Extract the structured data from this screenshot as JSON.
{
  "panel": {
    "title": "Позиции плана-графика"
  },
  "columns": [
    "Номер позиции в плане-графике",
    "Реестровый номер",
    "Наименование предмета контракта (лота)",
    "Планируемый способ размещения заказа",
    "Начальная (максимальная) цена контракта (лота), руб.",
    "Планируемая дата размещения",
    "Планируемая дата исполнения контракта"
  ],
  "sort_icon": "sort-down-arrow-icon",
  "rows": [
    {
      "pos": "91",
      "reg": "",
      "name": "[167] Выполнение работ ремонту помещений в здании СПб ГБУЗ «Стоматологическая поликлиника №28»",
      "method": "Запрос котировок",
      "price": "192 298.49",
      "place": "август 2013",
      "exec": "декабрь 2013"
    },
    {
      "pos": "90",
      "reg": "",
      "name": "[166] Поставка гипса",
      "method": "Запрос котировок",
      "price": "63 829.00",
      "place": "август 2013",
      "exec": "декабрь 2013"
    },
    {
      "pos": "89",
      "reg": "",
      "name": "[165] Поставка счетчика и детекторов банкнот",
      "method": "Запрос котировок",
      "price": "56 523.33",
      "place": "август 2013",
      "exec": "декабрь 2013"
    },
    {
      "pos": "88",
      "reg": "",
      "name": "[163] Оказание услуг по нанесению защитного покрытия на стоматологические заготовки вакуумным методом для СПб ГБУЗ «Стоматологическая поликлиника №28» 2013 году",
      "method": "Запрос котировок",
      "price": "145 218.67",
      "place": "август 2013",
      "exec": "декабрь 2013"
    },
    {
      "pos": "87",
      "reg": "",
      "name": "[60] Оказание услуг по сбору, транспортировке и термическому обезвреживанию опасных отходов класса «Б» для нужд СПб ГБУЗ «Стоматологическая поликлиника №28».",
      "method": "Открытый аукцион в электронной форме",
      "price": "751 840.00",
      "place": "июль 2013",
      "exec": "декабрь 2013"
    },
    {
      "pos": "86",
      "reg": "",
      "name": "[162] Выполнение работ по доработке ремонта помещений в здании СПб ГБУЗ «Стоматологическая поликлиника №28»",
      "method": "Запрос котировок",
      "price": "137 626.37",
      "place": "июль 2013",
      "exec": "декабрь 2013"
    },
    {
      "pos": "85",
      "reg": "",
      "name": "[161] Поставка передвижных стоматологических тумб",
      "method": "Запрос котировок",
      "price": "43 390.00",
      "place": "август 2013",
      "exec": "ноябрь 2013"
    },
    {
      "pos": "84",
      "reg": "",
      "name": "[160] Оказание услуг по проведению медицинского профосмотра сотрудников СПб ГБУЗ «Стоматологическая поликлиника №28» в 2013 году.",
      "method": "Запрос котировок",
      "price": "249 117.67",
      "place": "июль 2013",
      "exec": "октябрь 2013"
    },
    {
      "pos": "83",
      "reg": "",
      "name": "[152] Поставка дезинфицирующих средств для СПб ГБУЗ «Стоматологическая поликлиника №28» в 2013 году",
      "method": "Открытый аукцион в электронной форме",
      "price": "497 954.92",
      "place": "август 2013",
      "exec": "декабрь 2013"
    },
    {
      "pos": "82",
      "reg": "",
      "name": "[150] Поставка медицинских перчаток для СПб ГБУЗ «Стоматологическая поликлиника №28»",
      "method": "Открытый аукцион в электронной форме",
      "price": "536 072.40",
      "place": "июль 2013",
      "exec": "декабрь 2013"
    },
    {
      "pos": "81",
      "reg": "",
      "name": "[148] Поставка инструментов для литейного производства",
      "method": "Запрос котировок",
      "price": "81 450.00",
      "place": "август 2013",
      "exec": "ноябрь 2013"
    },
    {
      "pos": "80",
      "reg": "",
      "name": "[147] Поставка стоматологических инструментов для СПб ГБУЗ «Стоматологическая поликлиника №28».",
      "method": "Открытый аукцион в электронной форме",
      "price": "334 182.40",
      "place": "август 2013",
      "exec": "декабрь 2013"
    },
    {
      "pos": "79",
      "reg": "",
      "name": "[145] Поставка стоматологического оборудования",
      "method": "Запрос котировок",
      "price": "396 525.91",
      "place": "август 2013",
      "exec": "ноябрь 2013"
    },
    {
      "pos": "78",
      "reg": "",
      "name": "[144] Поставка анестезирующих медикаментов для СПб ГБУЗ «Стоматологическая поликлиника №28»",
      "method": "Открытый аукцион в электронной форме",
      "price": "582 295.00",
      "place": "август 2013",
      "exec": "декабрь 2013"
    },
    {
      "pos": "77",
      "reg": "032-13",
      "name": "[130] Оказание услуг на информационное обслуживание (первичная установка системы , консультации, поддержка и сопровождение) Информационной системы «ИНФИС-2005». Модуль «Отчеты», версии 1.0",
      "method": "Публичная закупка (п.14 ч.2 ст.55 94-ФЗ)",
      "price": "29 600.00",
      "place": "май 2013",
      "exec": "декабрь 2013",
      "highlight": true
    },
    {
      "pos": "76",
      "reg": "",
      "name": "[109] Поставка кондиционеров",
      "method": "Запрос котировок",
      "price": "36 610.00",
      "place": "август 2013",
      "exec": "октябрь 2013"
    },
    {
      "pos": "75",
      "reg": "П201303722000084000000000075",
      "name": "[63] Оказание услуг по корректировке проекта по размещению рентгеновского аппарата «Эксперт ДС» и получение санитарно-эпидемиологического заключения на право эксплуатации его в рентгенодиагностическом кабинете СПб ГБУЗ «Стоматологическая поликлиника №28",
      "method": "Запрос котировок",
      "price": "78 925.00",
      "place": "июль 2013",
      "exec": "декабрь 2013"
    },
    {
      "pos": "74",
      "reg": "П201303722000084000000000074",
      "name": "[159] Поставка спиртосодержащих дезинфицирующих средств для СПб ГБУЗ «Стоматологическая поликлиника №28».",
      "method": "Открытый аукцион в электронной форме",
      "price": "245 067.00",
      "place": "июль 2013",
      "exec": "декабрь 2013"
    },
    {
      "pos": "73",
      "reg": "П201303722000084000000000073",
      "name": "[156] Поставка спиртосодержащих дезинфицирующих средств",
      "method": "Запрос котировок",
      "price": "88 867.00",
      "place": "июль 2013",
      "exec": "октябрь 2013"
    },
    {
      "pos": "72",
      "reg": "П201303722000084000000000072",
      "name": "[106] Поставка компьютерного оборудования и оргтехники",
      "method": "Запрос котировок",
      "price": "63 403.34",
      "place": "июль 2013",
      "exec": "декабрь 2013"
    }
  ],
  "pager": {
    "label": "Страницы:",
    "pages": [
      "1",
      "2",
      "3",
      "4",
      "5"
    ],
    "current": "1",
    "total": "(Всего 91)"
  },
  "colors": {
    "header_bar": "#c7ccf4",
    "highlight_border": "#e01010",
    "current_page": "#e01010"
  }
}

Stated problem:
Report each line in the data that holds the word "Выполнение".

Output of the task:
      "name": "[167] Выполнение работ ремонту помещений в здании СПб ГБУЗ «Стоматологическая поликлиника №28»",
      "name": "[162] Выполнение работ по доработке ремонта помещений в здании СПб ГБУЗ «Стоматологическая поликлиника №28»",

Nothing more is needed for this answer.